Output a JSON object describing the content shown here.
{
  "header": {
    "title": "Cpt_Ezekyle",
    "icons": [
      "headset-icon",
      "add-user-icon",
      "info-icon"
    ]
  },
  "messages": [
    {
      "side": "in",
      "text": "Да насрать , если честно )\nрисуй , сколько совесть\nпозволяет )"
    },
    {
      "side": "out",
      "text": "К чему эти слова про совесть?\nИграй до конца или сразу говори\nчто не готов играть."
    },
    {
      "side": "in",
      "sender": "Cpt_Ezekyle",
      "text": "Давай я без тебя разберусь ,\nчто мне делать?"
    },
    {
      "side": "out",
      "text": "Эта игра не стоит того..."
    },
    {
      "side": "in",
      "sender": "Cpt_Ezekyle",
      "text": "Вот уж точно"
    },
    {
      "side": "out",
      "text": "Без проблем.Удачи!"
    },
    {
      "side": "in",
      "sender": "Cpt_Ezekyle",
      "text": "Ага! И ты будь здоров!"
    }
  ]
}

* * *

• _What you need to do_
Your task is to quote the listing above word for word.

• _Final answer_
Output a JSON object describing the content shown here.
{
  "header": {
    "title": "Cpt_Ezekyle",
    "icons": [
      "headset-icon",
      "add-user-icon",
      "info-icon"
    ]
  },
  "messages": [
    {
      "side": "in",
      "text": "Да насрать , если честно )\nрисуй , сколько совесть\nпозволяет )"
    },
    {
      "side": "out",
      "text": "К чему эти слова про совесть?\nИграй до конца или сразу говори\nчто не готов играть."
    },
    {
      "side": "in",
      "sender": "Cpt_Ezekyle",
      "text": "Давай я без тебя разберусь ,\nчто мне делать?"
    },
    {
      "side": "out",
      "text": "Эта игра не стоит того..."
    },
    {
      "side": "in",
      "sender": "Cpt_Ezekyle",
      "text": "Вот уж точно"
    },
    {
      "side": "out",
      "text": "Без проблем.Удачи!"
    },
    {
      "side": "in",
      "sender": "Cpt_Ezekyle",
      "text": "Ага! И ты будь здоров!"
    }
  ]
}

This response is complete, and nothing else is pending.